■ PROBLEM DESCRIPTION: Print the whole listing exactly.
━━━
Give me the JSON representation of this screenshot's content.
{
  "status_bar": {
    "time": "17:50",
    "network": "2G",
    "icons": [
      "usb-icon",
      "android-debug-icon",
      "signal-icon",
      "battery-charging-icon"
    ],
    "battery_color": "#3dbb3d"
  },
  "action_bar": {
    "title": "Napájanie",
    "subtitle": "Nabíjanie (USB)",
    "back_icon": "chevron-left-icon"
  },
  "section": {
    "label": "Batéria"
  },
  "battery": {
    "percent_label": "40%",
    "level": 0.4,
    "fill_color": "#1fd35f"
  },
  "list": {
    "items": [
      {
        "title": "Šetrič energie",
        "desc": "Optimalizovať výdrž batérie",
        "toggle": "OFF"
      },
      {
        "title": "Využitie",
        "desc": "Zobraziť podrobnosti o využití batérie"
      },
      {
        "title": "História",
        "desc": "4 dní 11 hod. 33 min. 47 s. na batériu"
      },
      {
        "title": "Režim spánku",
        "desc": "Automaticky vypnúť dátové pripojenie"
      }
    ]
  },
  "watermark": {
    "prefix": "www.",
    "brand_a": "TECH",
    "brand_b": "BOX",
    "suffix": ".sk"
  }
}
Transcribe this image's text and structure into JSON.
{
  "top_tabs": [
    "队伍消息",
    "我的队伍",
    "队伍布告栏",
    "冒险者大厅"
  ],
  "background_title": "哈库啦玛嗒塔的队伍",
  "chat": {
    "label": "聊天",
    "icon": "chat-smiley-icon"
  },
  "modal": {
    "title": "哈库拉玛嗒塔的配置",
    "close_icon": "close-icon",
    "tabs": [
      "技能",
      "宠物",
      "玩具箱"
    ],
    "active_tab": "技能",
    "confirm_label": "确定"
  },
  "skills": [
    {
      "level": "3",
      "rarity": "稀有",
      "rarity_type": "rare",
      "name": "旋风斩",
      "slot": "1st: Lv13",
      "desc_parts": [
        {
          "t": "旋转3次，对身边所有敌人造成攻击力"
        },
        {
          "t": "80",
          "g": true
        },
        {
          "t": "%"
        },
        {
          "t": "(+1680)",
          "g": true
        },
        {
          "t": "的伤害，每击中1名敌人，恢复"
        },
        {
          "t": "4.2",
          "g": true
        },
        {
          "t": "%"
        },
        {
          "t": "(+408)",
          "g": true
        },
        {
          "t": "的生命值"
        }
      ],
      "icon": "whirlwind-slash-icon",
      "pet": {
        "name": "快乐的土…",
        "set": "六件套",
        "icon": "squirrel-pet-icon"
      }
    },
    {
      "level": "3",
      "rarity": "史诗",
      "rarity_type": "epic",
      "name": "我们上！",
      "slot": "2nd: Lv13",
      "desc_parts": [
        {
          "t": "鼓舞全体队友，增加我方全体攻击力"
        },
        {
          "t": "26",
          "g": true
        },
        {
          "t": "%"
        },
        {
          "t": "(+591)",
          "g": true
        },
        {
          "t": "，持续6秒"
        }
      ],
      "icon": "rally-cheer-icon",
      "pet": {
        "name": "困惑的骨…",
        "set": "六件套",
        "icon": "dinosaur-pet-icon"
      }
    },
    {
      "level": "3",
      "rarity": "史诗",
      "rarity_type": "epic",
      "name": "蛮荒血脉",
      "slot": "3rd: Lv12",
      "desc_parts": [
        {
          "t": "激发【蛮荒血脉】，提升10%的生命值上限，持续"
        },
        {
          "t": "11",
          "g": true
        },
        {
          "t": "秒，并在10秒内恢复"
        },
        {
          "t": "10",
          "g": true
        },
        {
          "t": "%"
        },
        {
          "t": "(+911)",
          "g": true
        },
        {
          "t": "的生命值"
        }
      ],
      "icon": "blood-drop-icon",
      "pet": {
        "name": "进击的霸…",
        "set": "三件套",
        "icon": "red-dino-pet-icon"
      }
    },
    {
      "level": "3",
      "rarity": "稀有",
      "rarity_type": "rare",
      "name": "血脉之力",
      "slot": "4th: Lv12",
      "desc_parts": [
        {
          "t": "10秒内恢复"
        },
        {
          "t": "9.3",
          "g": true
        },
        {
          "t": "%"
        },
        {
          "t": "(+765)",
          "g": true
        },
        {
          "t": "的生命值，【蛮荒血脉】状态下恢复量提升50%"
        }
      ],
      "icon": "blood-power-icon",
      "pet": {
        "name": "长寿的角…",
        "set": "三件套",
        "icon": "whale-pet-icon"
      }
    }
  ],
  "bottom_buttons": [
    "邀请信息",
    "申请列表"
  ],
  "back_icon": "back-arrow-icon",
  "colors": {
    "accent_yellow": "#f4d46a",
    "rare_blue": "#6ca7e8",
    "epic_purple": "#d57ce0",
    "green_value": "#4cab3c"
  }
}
━━━
■ EXERCISE ANSWER:
Give me the JSON representation of this screenshot's content.
{
  "status_bar": {
    "time": "17:50",
    "network": "2G",
    "icons": [
      "usb-icon",
      "android-debug-icon",
      "signal-icon",
      "battery-charging-icon"
    ],
    "battery_color": "#3dbb3d"
  },
  "action_bar": {
    "title": "Napájanie",
    "subtitle": "Nabíjanie (USB)",
    "back_icon": "chevron-left-icon"
  },
  "section": {
    "label": "Batéria"
  },
  "battery": {
    "percent_label": "40%",
    "level": 0.4,
    "fill_color": "#1fd35f"
  },
  "list": {
    "items": [
      {
        "title": "Šetrič energie",
        "desc": "Optimalizovať výdrž batérie",
        "toggle": "OFF"
      },
      {
        "title": "Využitie",
        "desc": "Zobraziť podrobnosti o využití batérie"
      },
      {
        "title": "História",
        "desc": "4 dní 11 hod. 33 min. 47 s. na batériu"
      },
      {
        "title": "Režim spánku",
        "desc": "Automaticky vypnúť dátové pripojenie"
      }
    ]
  },
  "watermark": {
    "prefix": "www.",
    "brand_a": "TECH",
    "brand_b": "BOX",
    "suffix": ".sk"
  }
}
Transcribe this image's text and structure into JSON.
{
  "top_tabs": [
    "队伍消息",
    "我的队伍",
    "队伍布告栏",
    "冒险者大厅"
  ],
  "background_title": "哈库啦玛嗒塔的队伍",
  "chat": {
    "label": "聊天",
    "icon": "chat-smiley-icon"
  },
  "modal": {
    "title": "哈库拉玛嗒塔的配置",
    "close_icon": "close-icon",
    "tabs": [
      "技能",
      "宠物",
      "玩具箱"
    ],
    "active_tab": "技能",
    "confirm_label": "确定"
  },
  "skills": [
    {
      "level": "3",
      "rarity": "稀有",
      "rarity_type": "rare",
      "name": "旋风斩",
      "slot": "1st: Lv13",
      "desc_parts": [
        {
          "t": "旋转3次，对身边所有敌人造成攻击力"
        },
        {
          "t": "80",
          "g": true
        },
        {
          "t": "%"
        },
        {
          "t": "(+1680)",
          "g": true
        },
        {
          "t": "的伤害，每击中1名敌人，恢复"
        },
        {
          "t": "4.2",
          "g": true
        },
        {
          "t": "%"
        },
        {
          "t": "(+408)",
          "g": true
        },
        {
          "t": "的生命值"
        }
      ],
      "icon": "whirlwind-slash-icon",
      "pet": {
        "name": "快乐的土…",
        "set": "六件套",
        "icon": "squirrel-pet-icon"
      }
    },
    {
      "level": "3",
      "rarity": "史诗",
      "rarity_type": "epic",
      "name": "我们上！",
      "slot": "2nd: Lv13",
      "desc_parts": [
        {
          "t": "鼓舞全体队友，增加我方全体攻击力"
        },
        {
          "t": "26",
          "g": true
        },
        {
          "t": "%"
        },
        {
          "t": "(+591)",
          "g": true
        },
        {
          "t": "，持续6秒"
        }
      ],
      "icon": "rally-cheer-icon",
      "pet": {
        "name": "困惑的骨…",
        "set": "六件套",
        "icon": "dinosaur-pet-icon"
      }
    },
    {
      "level": "3",
      "rarity": "史诗",
      "rarity_type": "epic",
      "name": "蛮荒血脉",
      "slot": "3rd: Lv12",
      "desc_parts": [
        {
          "t": "激发【蛮荒血脉】，提升10%的生命值上限，持续"
        },
        {
          "t": "11",
          "g": true
        },
        {
          "t": "秒，并在10秒内恢复"
        },
        {
          "t": "10",
          "g": true
        },
        {
          "t": "%"
        },
        {
          "t": "(+911)",
          "g": true
        },
        {
          "t": "的生命值"
        }
      ],
      "icon": "blood-drop-icon",
      "pet": {
        "name": "进击的霸…",
        "set": "三件套",
        "icon": "red-dino-pet-icon"
      }
    },
    {
      "level": "3",
      "rarity": "稀有",
      "rarity_type": "rare",
      "name": "血脉之力",
      "slot": "4th: Lv12",
      "desc_parts": [
        {
          "t": "10秒内恢复"
        },
        {
          "t": "9.3",
          "g": true
        },
        {
          "t": "%"
        },
        {
          "t": "(+765)",
          "g": true
        },
        {
          "t": "的生命值，【蛮荒血脉】状态下恢复量提升50%"
        }
      ],
      "icon": "blood-power-icon",
      "pet": {
        "name": "长寿的角…",
        "set": "三件套",
        "icon": "whale-pet-icon"
      }
    }
  ],
  "bottom_buttons": [
    "邀请信息",
    "申请列表"
  ],
  "back_icon": "back-arrow-icon",
  "colors": {
    "accent_yellow": "#f4d46a",
    "rare_blue": "#6ca7e8",
    "epic_purple": "#d57ce0",
    "green_value": "#4cab3c"
  }
}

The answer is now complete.